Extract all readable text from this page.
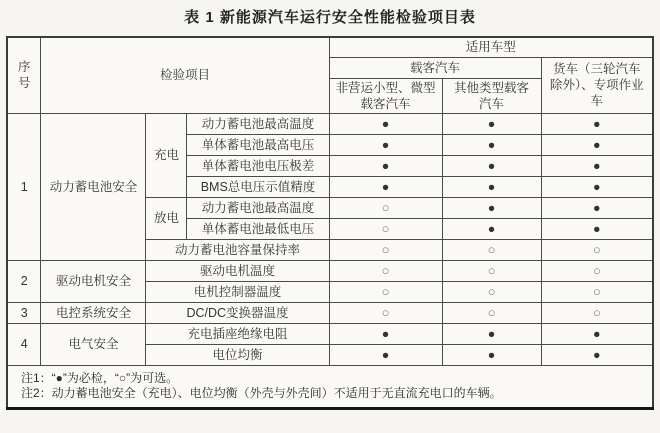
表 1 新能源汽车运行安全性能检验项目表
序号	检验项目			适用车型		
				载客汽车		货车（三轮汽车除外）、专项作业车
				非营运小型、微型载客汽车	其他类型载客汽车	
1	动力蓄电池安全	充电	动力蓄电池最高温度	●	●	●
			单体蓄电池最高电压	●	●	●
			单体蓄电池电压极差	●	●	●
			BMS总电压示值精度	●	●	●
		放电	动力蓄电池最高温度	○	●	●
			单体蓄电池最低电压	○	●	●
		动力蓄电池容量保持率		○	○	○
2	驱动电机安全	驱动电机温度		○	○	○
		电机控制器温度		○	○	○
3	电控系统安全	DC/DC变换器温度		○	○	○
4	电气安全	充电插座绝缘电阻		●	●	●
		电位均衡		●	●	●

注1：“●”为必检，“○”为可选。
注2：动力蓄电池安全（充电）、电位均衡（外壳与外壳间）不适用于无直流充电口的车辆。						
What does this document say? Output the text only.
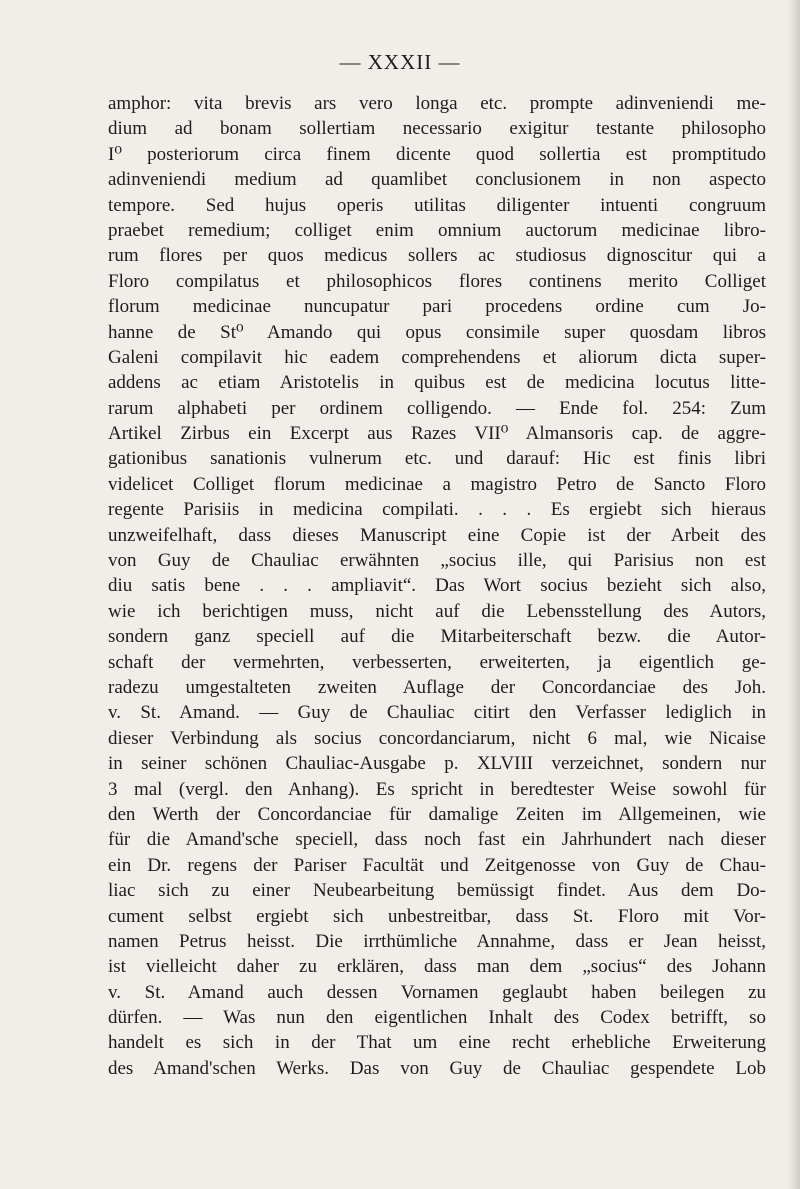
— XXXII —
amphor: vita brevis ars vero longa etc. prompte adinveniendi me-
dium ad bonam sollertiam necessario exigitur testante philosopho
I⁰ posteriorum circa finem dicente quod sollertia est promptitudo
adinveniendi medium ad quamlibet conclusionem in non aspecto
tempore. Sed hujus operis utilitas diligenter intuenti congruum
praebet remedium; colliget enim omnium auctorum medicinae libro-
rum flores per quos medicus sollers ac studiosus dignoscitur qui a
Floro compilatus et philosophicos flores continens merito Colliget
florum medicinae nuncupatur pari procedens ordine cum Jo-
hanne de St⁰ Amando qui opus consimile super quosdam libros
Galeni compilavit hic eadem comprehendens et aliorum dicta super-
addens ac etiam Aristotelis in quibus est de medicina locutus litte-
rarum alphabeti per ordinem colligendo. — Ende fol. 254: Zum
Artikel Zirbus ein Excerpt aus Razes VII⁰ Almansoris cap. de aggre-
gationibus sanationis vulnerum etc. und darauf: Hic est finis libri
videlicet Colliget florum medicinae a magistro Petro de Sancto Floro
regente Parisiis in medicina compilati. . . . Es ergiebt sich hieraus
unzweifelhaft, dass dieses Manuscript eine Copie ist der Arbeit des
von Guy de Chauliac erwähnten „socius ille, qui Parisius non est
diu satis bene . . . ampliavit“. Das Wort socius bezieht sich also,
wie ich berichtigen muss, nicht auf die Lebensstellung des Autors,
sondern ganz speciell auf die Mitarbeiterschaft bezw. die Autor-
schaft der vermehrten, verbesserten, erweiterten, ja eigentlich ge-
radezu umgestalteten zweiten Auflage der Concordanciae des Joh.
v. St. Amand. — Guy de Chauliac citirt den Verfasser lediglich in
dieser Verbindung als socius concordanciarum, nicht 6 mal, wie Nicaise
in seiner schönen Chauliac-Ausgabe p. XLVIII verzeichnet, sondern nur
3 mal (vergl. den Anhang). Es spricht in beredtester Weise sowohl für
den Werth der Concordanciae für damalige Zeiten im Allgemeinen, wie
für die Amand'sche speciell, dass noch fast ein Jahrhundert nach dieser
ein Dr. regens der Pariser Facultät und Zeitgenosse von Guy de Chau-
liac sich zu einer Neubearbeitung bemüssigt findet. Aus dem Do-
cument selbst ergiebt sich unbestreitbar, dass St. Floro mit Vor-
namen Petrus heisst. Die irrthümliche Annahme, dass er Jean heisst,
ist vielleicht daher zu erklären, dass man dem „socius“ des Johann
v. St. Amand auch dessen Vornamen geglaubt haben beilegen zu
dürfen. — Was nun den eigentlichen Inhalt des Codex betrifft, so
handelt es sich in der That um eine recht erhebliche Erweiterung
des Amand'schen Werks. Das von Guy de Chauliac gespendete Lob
———
THE TASK: Every line containing the string "florum" must be listed.

WRITTEN ANSWER:
florum medicinae nuncupatur pari procedens ordine cum Jo-
videlicet Colliget florum medicinae a magistro Petro de Sancto Floro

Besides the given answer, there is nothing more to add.